- **WHAT IS EXPECTED**: Leave out the pictures and repeat the data exactly.

:: MATERIAL PROVIDED ::

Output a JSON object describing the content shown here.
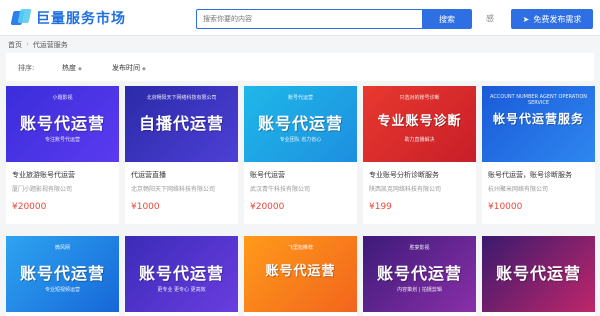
{
  "header": {
    "logo_text": "巨量服务市场",
    "search_placeholder": "搜索你要的内容",
    "search_button": "搜索",
    "lang": "感",
    "publish_button": "免费发布需求"
  },
  "breadcrumb": [
    "首页",
    "代运营服务"
  ],
  "filters": {
    "sort_label": "排序:",
    "option1": "热度",
    "option2": "发布时间"
  },
  "cards": [
    {
      "banner_big": "账号代运营",
      "banner_small": "小题影视",
      "banner_small2": "专注账号代运营",
      "title": "专业旅游账号代运营",
      "company": "厦门小题影视有限公司",
      "price": "¥20000"
    },
    {
      "banner_big": "自播代运营",
      "banner_small": "北京畅阳天下网络科技有限公司",
      "banner_small2": "",
      "title": "代运营直播",
      "company": "北京畅阳天下网络科技有限公司",
      "price": "¥1000"
    },
    {
      "banner_big": "账号代运营",
      "banner_small": "账号代运营",
      "banner_small2": "专业团队 省力省心",
      "title": "账号代运营",
      "company": "武汉青牛科技有限公司",
      "price": "¥20000"
    },
    {
      "banner_big": "专业账号诊断",
      "banner_small": "只选对的账号诊断",
      "banner_small2": "助力直播解决",
      "title": "专业账号分析诊断服务",
      "company": "陕西凯克网络科技有限公司",
      "price": "¥199"
    },
    {
      "banner_big": "帐号代运营服务",
      "banner_small": "ACCOUNT NUMBER AGENT OPERATION SERVICE",
      "banner_small2": "",
      "title": "账号代运营，账号诊断服务",
      "company": "杭州聚米网络有限公司",
      "price": "¥10000"
    },
    {
      "banner_big": "账号代运营",
      "banner_small": "微风网",
      "banner_small2": "专业短视频运营",
      "title": "",
      "company": "",
      "price": ""
    },
    {
      "banner_big": "账号代运营",
      "banner_small": "",
      "banner_small2": "更专业 更专心 更高效",
      "title": "",
      "company": "",
      "price": ""
    },
    {
      "banner_big": "账号代运营",
      "banner_small": "飞里旭推荐",
      "banner_small2": "",
      "title": "",
      "company": "",
      "price": ""
    },
    {
      "banner_big": "账号代运营",
      "banner_small": "胜宴影视",
      "banner_small2": "内容策划 | 拍摄剪辑",
      "title": "",
      "company": "",
      "price": ""
    },
    {
      "banner_big": "账号代运营",
      "banner_small": "",
      "banner_small2": "",
      "title": "",
      "company": "",
      "price": ""
    }
  ],
  "colors": {
    "accent": "#2f6fe4",
    "price": "#e8483c"
  }
}
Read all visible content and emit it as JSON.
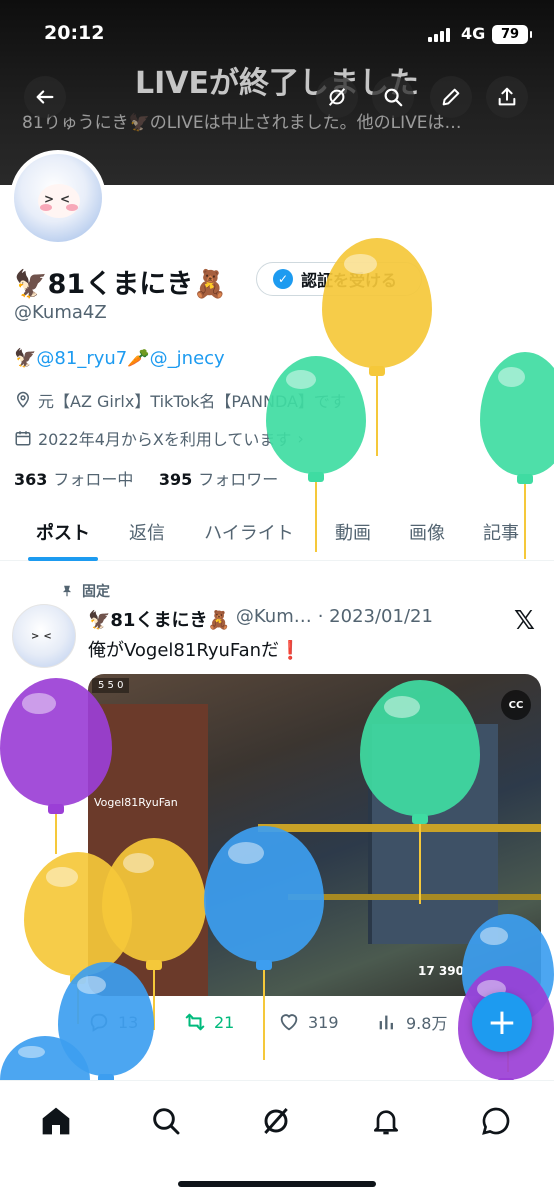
{
  "status_bar": {
    "time": "20:12",
    "network": "4G",
    "battery": "79"
  },
  "live_banner": {
    "title": "LIVEが終了しました",
    "subtitle": "81りゅうにき🦅のLIVEは中止されました。他のLIVEは…"
  },
  "header_buttons": [
    "back-icon",
    "grok-icon",
    "search-icon",
    "edit-icon",
    "share-icon"
  ],
  "profile": {
    "display_name": "🦅81くまにき🧸",
    "handle": "@Kuma4Z",
    "verify_label": "認証を受ける",
    "bio": {
      "prefix": "🦅",
      "mention1": "@81_ryu7",
      "carrot": "🥕",
      "mention2": "@_jnecy"
    },
    "location": "元【AZ Girlx】TikTok名【PANNDA】です",
    "joined": "2022年4月からXを利用しています",
    "following_count": "363",
    "following_label": "フォロー中",
    "followers_count": "395",
    "followers_label": "フォロワー"
  },
  "tabs": [
    {
      "label": "ポスト",
      "active": true
    },
    {
      "label": "返信",
      "active": false
    },
    {
      "label": "ハイライト",
      "active": false
    },
    {
      "label": "動画",
      "active": false
    },
    {
      "label": "画像",
      "active": false
    },
    {
      "label": "記事",
      "active": false
    }
  ],
  "pinned_post": {
    "pinned_label": "固定",
    "author_name": "🦅81くまにき🧸",
    "author_handle": "@Kum…",
    "date": "· 2023/01/21",
    "text": "俺がVogel81RyuFanだ",
    "text_mark": "❗",
    "video": {
      "hud": "5 5 0",
      "player_tag": "Vogel81RyuFan",
      "ammo": "17 390",
      "cc_label": "CC"
    },
    "replies": "13",
    "reposts": "21",
    "likes": "319",
    "views": "9.8万"
  },
  "fab_label": "+",
  "bottom_nav": [
    "home-icon",
    "explore-icon",
    "grok-icon",
    "notifications-icon",
    "messages-icon"
  ],
  "balloon_colors": {
    "yellow": "#f5c83a",
    "teal": "#3fdca2",
    "purple": "#9b3fd6",
    "blue": "#3d9ef0",
    "accent": "#1d9bf0"
  }
}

:::

- **THE ANSWER**:
Output a JSON object describing the content shown here.
{
  "header": {
    "logo_text": "巨量服务市场",
    "search_placeholder": "搜索你要的内容",
    "search_button": "搜索",
    "lang": "感",
    "publish_button": "免费发布需求"
  },
  "breadcrumb": [
    "首页",
    "代运营服务"
  ],
  "filters": {
    "sort_label": "排序:",
    "option1": "热度",
    "option2": "发布时间"
  },
  "cards": [
    {
      "banner_big": "账号代运营",
      "banner_small": "小题影视",
      "banner_small2": "专注账号代运营",
      "title": "专业旅游账号代运营",
      "company": "厦门小题影视有限公司",
      "price": "¥20000"
    },
    {
      "banner_big": "自播代运营",
      "banner_small": "北京畅阳天下网络科技有限公司",
      "banner_small2": "",
      "title": "代运营直播",
      "company": "北京畅阳天下网络科技有限公司",
      "price": "¥1000"
    },
    {
      "banner_big": "账号代运营",
      "banner_small": "账号代运营",
      "banner_small2": "专业团队 省力省心",
      "title": "账号代运营",
      "company": "武汉青牛科技有限公司",
      "price": "¥20000"
    },
    {
      "banner_big": "专业账号诊断",
      "banner_small": "只选对的账号诊断",
      "banner_small2": "助力直播解决",
      "title": "专业账号分析诊断服务",
      "company": "陕西凯克网络科技有限公司",
      "price": "¥199"
    },
    {
      "banner_big": "帐号代运营服务",
      "banner_small": "ACCOUNT NUMBER AGENT OPERATION SERVICE",
      "banner_small2": "",
      "title": "账号代运营，账号诊断服务",
      "company": "杭州聚米网络有限公司",
      "price": "¥10000"
    },
    {
      "banner_big": "账号代运营",
      "banner_small": "微风网",
      "banner_small2": "专业短视频运营",
      "title": "",
      "company": "",
      "price": ""
    },
    {
      "banner_big": "账号代运营",
      "banner_small": "",
      "banner_small2": "更专业 更专心 更高效",
      "title": "",
      "company": "",
      "price": ""
    },
    {
      "banner_big": "账号代运营",
      "banner_small": "飞里旭推荐",
      "banner_small2": "",
      "title": "",
      "company": "",
      "price": ""
    },
    {
      "banner_big": "账号代运营",
      "banner_small": "胜宴影视",
      "banner_small2": "内容策划 | 拍摄剪辑",
      "title": "",
      "company": "",
      "price": ""
    },
    {
      "banner_big": "账号代运营",
      "banner_small": "",
      "banner_small2": "",
      "title": "",
      "company": "",
      "price": ""
    }
  ],
  "colors": {
    "accent": "#2f6fe4",
    "price": "#e8483c"
  }
}
Read all visible content and emit it as JSON.
{
  "status_bar": {
    "time": "20:12",
    "network": "4G",
    "battery": "79"
  },
  "live_banner": {
    "title": "LIVEが終了しました",
    "subtitle": "81りゅうにき🦅のLIVEは中止されました。他のLIVEは…"
  },
  "header_buttons": [
    "back-icon",
    "grok-icon",
    "search-icon",
    "edit-icon",
    "share-icon"
  ],
  "profile": {
    "display_name": "🦅81くまにき🧸",
    "handle": "@Kuma4Z",
    "verify_label": "認証を受ける",
    "bio": {
      "prefix": "🦅",
      "mention1": "@81_ryu7",
      "carrot": "🥕",
      "mention2": "@_jnecy"
    },
    "location": "元【AZ Girlx】TikTok名【PANNDA】です",
    "joined": "2022年4月からXを利用しています",
    "following_count": "363",
    "following_label": "フォロー中",
    "followers_count": "395",
    "followers_label": "フォロワー"
  },
  "tabs": [
    {
      "label": "ポスト",
      "active": true
    },
    {
      "label": "返信",
      "active": false
    },
    {
      "label": "ハイライト",
      "active": false
    },
    {
      "label": "動画",
      "active": false
    },
    {
      "label": "画像",
      "active": false
    },
    {
      "label": "記事",
      "active": false
    }
  ],
  "pinned_post": {
    "pinned_label": "固定",
    "author_name": "🦅81くまにき🧸",
    "author_handle": "@Kum…",
    "date": "· 2023/01/21",
    "text": "俺がVogel81RyuFanだ",
    "text_mark": "❗",
    "video": {
      "hud": "5 5 0",
      "player_tag": "Vogel81RyuFan",
      "ammo": "17 390",
      "cc_label": "CC"
    },
    "replies": "13",
    "reposts": "21",
    "likes": "319",
    "views": "9.8万"
  },
  "fab_label": "+",
  "bottom_nav": [
    "home-icon",
    "explore-icon",
    "grok-icon",
    "notifications-icon",
    "messages-icon"
  ],
  "balloon_colors": {
    "yellow": "#f5c83a",
    "teal": "#3fdca2",
    "purple": "#9b3fd6",
    "blue": "#3d9ef0",
    "accent": "#1d9bf0"
  }
}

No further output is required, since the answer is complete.